Input for this task
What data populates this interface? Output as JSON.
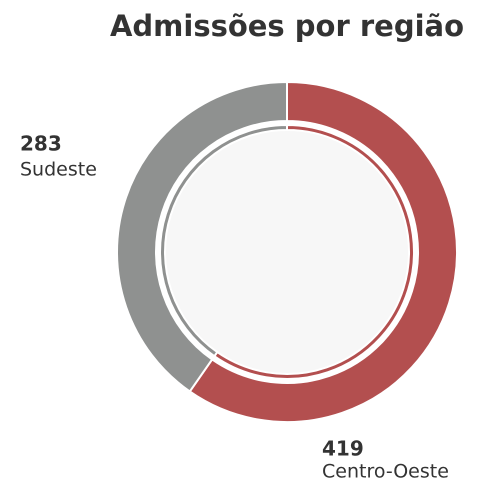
{
  "chart_data": {
    "type": "pie",
    "title": "Admissões por região",
    "categories": [
      "Centro-Oeste",
      "Sudeste"
    ],
    "values": [
      419,
      283
    ],
    "colors": [
      "#b34f4f",
      "#8f9190"
    ]
  }
}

Directions for this task
Output every entry verbatim. Pictures do not belong in the copy.

Output for this task
What data populates this interface? Output as JSON.
{
  "chart_data": {
    "type": "pie",
    "title": "Admissões por região",
    "categories": [
      "Centro-Oeste",
      "Sudeste"
    ],
    "values": [
      419,
      283
    ],
    "colors": [
      "#b34f4f",
      "#8f9190"
    ]
  }
}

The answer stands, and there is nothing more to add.